» **Exercise task A**
Rewrite the entries starting at the line that contains "tree-connector xyxy=(19,80,29,81)" and ending at the line that contains "level-list-icon[interactable] xyxy=(275,27,291,42)", replacing "table-row" with "grid-row" and leaving everything else unchanged.

── Text ──

We enter the REPL on line 1. Then let’s jump onto line line 5 where we import psycopg2.
Pay attention to the connection string on line 6 to the psycopg2.connect. The default dbname and user is set to postgres, remember from last section? Right? host we can set to localhost as we have already bind inside container port to outside.
One line 7 you can see that I’m creating a cursor object. You may have heard of database cursor?
On line 8, I create a table named test. It has 3 fields: id, num and data. This table resides inside the postgres database.
On line 9, I insert sample data on this table. And from line 10-12 we fetch the same data to make sure the data has been written.
On line 13, we commit the transaction. Why? Because of atomicity.
At last, we close the cursor and the connection to the database.

If any of the steps have failed, please let me know.

Note: For sake of simplicity, we are not going to setup any custom role or databases, but in production environment security matters.

───
── Data excerpts ──

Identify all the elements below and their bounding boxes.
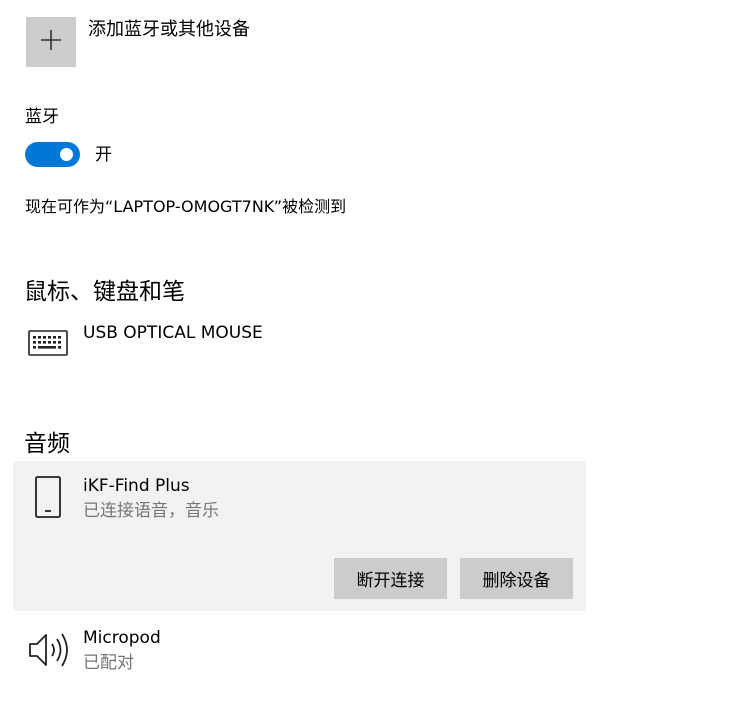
audio-section-heading: 音频 [24, 431, 70, 457]
keyboard-icon [24, 326, 72, 360]
device-name-usb-mouse[interactable]: USB OPTICAL MOUSE [83, 322, 263, 344]
plus-icon [39, 28, 63, 56]
device-status-ikf-find-plus: 已连接语音，音乐 [83, 501, 219, 521]
phone-icon [30, 474, 66, 520]
bluetooth-toggle-state: 开 [95, 145, 112, 165]
toggle-knob [60, 148, 73, 161]
device-status-micropod: 已配对 [83, 653, 134, 673]
bluetooth-toggle[interactable] [25, 142, 80, 167]
add-device-label[interactable]: 添加蓝牙或其他设备 [88, 18, 250, 42]
remove-device-button[interactable]: 删除设备 [460, 558, 573, 599]
device-name-micropod[interactable]: Micropod [83, 627, 161, 649]
bluetooth-title: 蓝牙 [25, 107, 59, 127]
discoverable-text: 现在可作为“LAPTOP-OMOGT7NK”被检测到 [25, 197, 347, 216]
disconnect-button[interactable]: 断开连接 [334, 558, 447, 599]
mouse-section-heading: 鼠标、键盘和笔 [24, 279, 185, 305]
device-name-ikf-find-plus: iKF-Find Plus [83, 476, 190, 496]
speaker-icon [26, 630, 72, 670]
add-device-button[interactable] [26, 17, 76, 67]
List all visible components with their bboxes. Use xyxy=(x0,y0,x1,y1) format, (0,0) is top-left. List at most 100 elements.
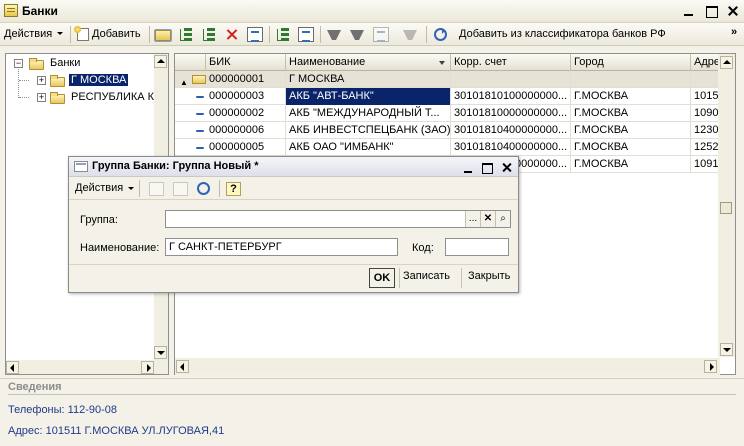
tree-connector xyxy=(19,80,29,81)
scroll-down-button[interactable] xyxy=(154,346,167,359)
actions-dropdown-arrow-icon[interactable] xyxy=(57,32,63,35)
table-row[interactable]: 000000003 АКБ "АВТ-БАНК" 301018101000000… xyxy=(175,88,720,105)
table-row[interactable]: 000000006 АКБ ИНВЕСТСПЕЦБАНК (ЗАО) 30101… xyxy=(175,122,720,139)
write-button[interactable]: Записать xyxy=(403,270,450,282)
cell-bik: 000000001 xyxy=(206,71,286,88)
sort-descending-icon xyxy=(439,61,445,65)
scroll-up-button[interactable] xyxy=(720,56,733,69)
level-list-icon[interactable] xyxy=(275,27,291,42)
column-header-city[interactable]: Город xyxy=(571,54,691,71)
cell-city: Г.МОСКВА xyxy=(571,156,691,173)
column-header-bik[interactable]: БИК xyxy=(206,54,286,71)
scroll-down-button[interactable] xyxy=(720,343,733,356)
add-button[interactable]: Добавить xyxy=(92,27,141,41)
table-row[interactable]: 000000005 АКБ ОАО "ИМБАНК" 3010181040000… xyxy=(175,139,720,156)
column-header-icon[interactable] xyxy=(175,54,206,71)
cell-account xyxy=(451,71,571,88)
button-separator xyxy=(399,268,400,288)
scroll-left-button[interactable] xyxy=(6,361,19,374)
edit-icon[interactable] xyxy=(247,27,263,42)
scroll-right-button[interactable] xyxy=(704,360,717,373)
toolbar-separator xyxy=(149,26,150,43)
add-group-folder-icon[interactable] xyxy=(154,29,172,42)
item-marker-icon xyxy=(196,96,204,98)
history-dropdown-icon[interactable] xyxy=(373,27,389,42)
ok-button[interactable]: OK xyxy=(369,268,395,288)
cell-account: 30101810400000000... xyxy=(451,139,571,156)
help-icon[interactable]: ? xyxy=(226,182,241,196)
info-phone: Телефоны: 112-90-08 xyxy=(8,404,117,416)
actions-dropdown-arrow-icon[interactable] xyxy=(128,187,134,190)
tree-root-banks[interactable]: Банки xyxy=(50,55,80,71)
dialog-titlebar[interactable]: Группа Банки: Группа Новый * xyxy=(69,157,518,177)
dialog-close-button[interactable] xyxy=(500,160,514,174)
cell-account: 30101810100000000... xyxy=(451,88,571,105)
clear-filter-icon[interactable] xyxy=(403,30,417,40)
dialog-minimize-button[interactable] xyxy=(461,160,475,174)
table-row[interactable]: 000000002 АКБ "МЕЖДУНАРОДНЫЙ Т... 301018… xyxy=(175,105,720,122)
code-field[interactable] xyxy=(445,238,509,256)
delete-mark-icon[interactable] xyxy=(224,27,240,42)
maximize-button[interactable] xyxy=(703,3,720,19)
table-vertical-scrollbar[interactable] xyxy=(718,54,735,357)
open-search-icon[interactable]: ⌕ xyxy=(495,211,510,227)
refresh-icon[interactable] xyxy=(197,182,210,195)
group-field[interactable]: ... ✕ ⌕ xyxy=(165,210,511,228)
save-and-go-icon[interactable] xyxy=(149,182,164,196)
table-row-group[interactable]: ▲ 000000001 Г МОСКВА xyxy=(175,71,720,88)
find-in-tree-icon[interactable] xyxy=(298,27,314,42)
actions-menu[interactable]: Действия xyxy=(4,27,52,41)
column-header-account[interactable]: Корр. счет xyxy=(451,54,571,71)
tree-item-republic[interactable]: РЕСПУБЛИКА К xyxy=(71,89,156,105)
dialog-title: Группа Банки: Группа Новый * xyxy=(92,160,259,172)
arrow-up-icon xyxy=(722,60,731,64)
toolbar-overflow-button[interactable]: » xyxy=(731,26,737,38)
cell-city: Г.МОСКВА xyxy=(571,122,691,139)
tree-item-moscow[interactable]: Г МОСКВА xyxy=(69,72,129,88)
cell-address xyxy=(691,71,720,88)
dialog-maximize-button[interactable] xyxy=(480,160,494,174)
scroll-right-button[interactable] xyxy=(141,361,154,374)
tree-connector xyxy=(19,97,29,98)
select-ellipsis-button[interactable]: ... xyxy=(465,211,480,227)
table-horizontal-scrollbar[interactable] xyxy=(175,358,720,375)
toolbar-separator xyxy=(426,26,427,43)
code-field-label: Код: xyxy=(412,242,434,254)
toolbar-separator xyxy=(269,26,270,43)
hierarchy-list-icon[interactable] xyxy=(178,27,194,42)
minimize-button[interactable] xyxy=(680,3,697,19)
add-icon[interactable] xyxy=(74,26,89,41)
cell-account: 30101810400000000... xyxy=(451,122,571,139)
dialog-actions-menu[interactable]: Действия xyxy=(75,182,123,194)
scroll-up-button[interactable] xyxy=(154,55,167,68)
main-toolbar: Действия Добавить Добавить из классифика… xyxy=(0,23,744,46)
scroll-left-button[interactable] xyxy=(176,360,189,373)
folder-icon xyxy=(50,75,65,87)
refresh-icon[interactable] xyxy=(434,28,447,41)
move-to-group-icon[interactable] xyxy=(201,27,217,42)
column-header-address[interactable]: Адрес xyxy=(691,54,720,71)
toolbar-separator xyxy=(219,180,220,197)
arrow-right-icon xyxy=(147,364,151,372)
item-marker-icon xyxy=(196,130,204,132)
arrow-right-icon xyxy=(710,363,714,371)
close-dialog-button[interactable]: Закрыть xyxy=(468,270,510,282)
expand-toggle-icon[interactable]: + xyxy=(37,76,46,85)
dialog-toolbar: Действия ? xyxy=(69,178,518,200)
close-button[interactable] xyxy=(724,3,741,19)
collapse-toggle-icon[interactable]: − xyxy=(14,59,23,68)
reread-icon[interactable] xyxy=(173,182,188,196)
cell-city: Г.МОСКВА xyxy=(571,88,691,105)
add-from-classifier-button[interactable]: Добавить из классификатора банков РФ xyxy=(459,27,666,41)
clear-field-button[interactable]: ✕ xyxy=(480,211,495,227)
name-field[interactable]: Г САНКТ-ПЕТЕРБУРГ xyxy=(165,238,398,256)
column-header-name[interactable]: Наименование xyxy=(286,54,451,71)
info-address: Адрес: 101511 Г.МОСКВА УЛ.ЛУГОВАЯ,41 xyxy=(8,425,225,437)
filter-icon[interactable] xyxy=(327,30,341,40)
expand-toggle-icon[interactable]: + xyxy=(37,93,46,102)
filter-by-value-icon[interactable] xyxy=(350,30,364,40)
scroll-thumb[interactable] xyxy=(720,202,732,214)
group-field-label: Группа: xyxy=(80,214,118,226)
tree-horizontal-scrollbar[interactable] xyxy=(6,360,168,374)
panel-divider[interactable] xyxy=(0,378,744,379)
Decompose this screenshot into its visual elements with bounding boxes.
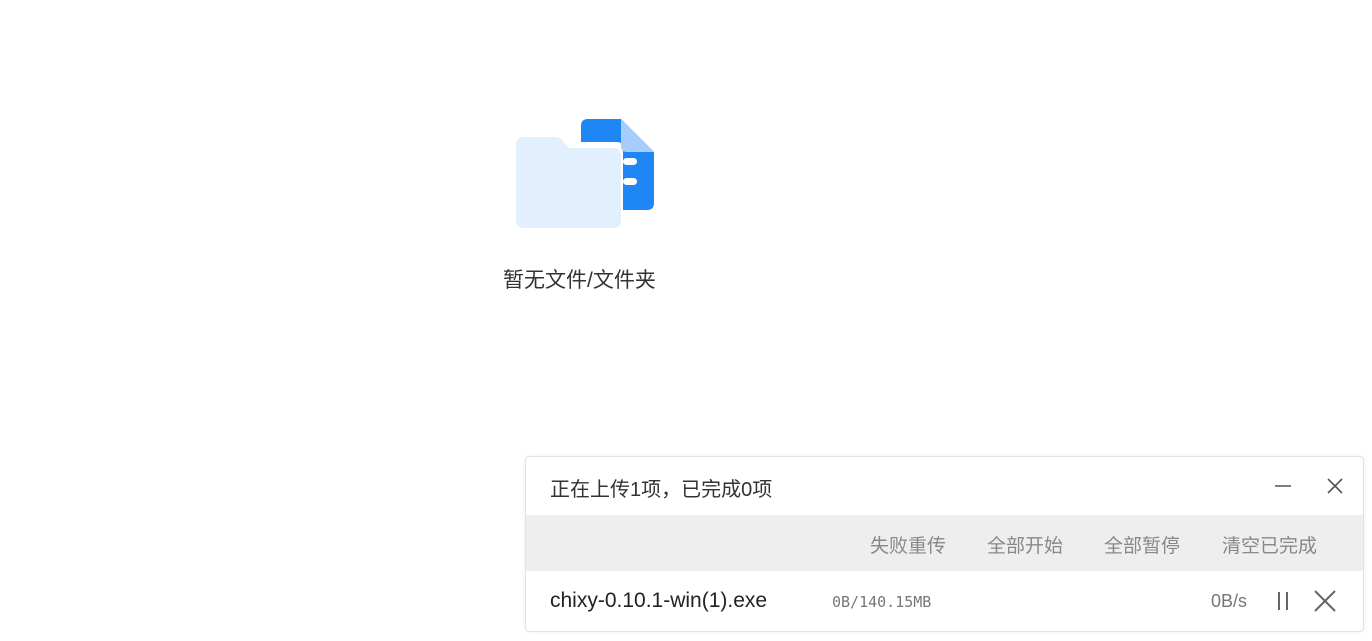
upload-status-title: 正在上传1项，已完成0项 [550, 479, 773, 501]
minimize-icon [1275, 485, 1291, 487]
pause-all-button[interactable]: 全部暂停 [1104, 531, 1180, 558]
empty-message: 暂无文件/文件夹 [503, 269, 656, 292]
empty-folder-document-icon [516, 119, 654, 228]
close-icon [1327, 478, 1343, 494]
upload-toolbar: 失败重传 全部开始 全部暂停 清空已完成 [526, 515, 1363, 571]
pause-upload-button[interactable] [1270, 588, 1296, 614]
retry-failed-button[interactable]: 失败重传 [870, 531, 946, 558]
close-panel-button[interactable] [1323, 474, 1347, 498]
remove-upload-button[interactable] [1312, 588, 1338, 614]
upload-panel: 正在上传1项，已完成0项 失败重传 全部开始 全部暂停 清空已完成 chixy-… [525, 456, 1364, 632]
file-progress: 0B/140.15MB [832, 593, 932, 611]
clear-completed-button[interactable]: 清空已完成 [1222, 531, 1317, 558]
upload-speed: 0B/s [1211, 591, 1248, 611]
minimize-button[interactable] [1271, 474, 1295, 498]
file-name: chixy-0.10.1-win(1).exe [550, 589, 768, 612]
start-all-button[interactable]: 全部开始 [987, 531, 1063, 558]
upload-item-row: chixy-0.10.1-win(1).exe 0B/140.15MB 0B/s [526, 571, 1363, 631]
close-icon [1314, 590, 1336, 612]
upload-panel-header: 正在上传1项，已完成0项 [526, 457, 1363, 515]
pause-icon [1278, 592, 1288, 610]
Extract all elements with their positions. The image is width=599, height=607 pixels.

───

» **Exercise task B**
Repeat the passage from the psycopg2 walkthrough starting at "Pay attention to" and ending at "has been written.", word for word.

» **Full solution A**
tree-connector xyxy=(19,80,29,81)
scroll-down-button[interactable] xyxy=(154,346,167,359)
actions-dropdown-arrow-icon[interactable] xyxy=(57,32,63,35)
grid-row[interactable]: 000000003 АКБ "АВТ-БАНК" 301018101000000… xyxy=(175,88,720,105)
grid-row[interactable]: 000000006 АКБ ИНВЕСТСПЕЦБАНК (ЗАО) 30101… xyxy=(175,122,720,139)
write-button[interactable]: Записать xyxy=(403,270,450,282)
cell-bik: 000000001 xyxy=(206,71,286,88)
sort-descending-icon xyxy=(439,61,445,65)
scroll-up-button[interactable] xyxy=(720,56,733,69)
level-list-icon[interactable] xyxy=(275,27,291,42)

» **Full solution B**
Pay attention to the connection string on line 6 to the psycopg2.connect. The default dbname and user is set to postgres, remember from last section? Right? host we can set to localhost as we have already bind inside container port to outside.
One line 7 you can see that I’m creating a cursor object. You may have heard of database cursor?
On line 8, I create a table named test. It has 3 fields: id, num and data. This table resides inside the postgres database.
On line 9, I insert sample data on this table. And from line 10-12 we fetch the same data to make sure the data has been written.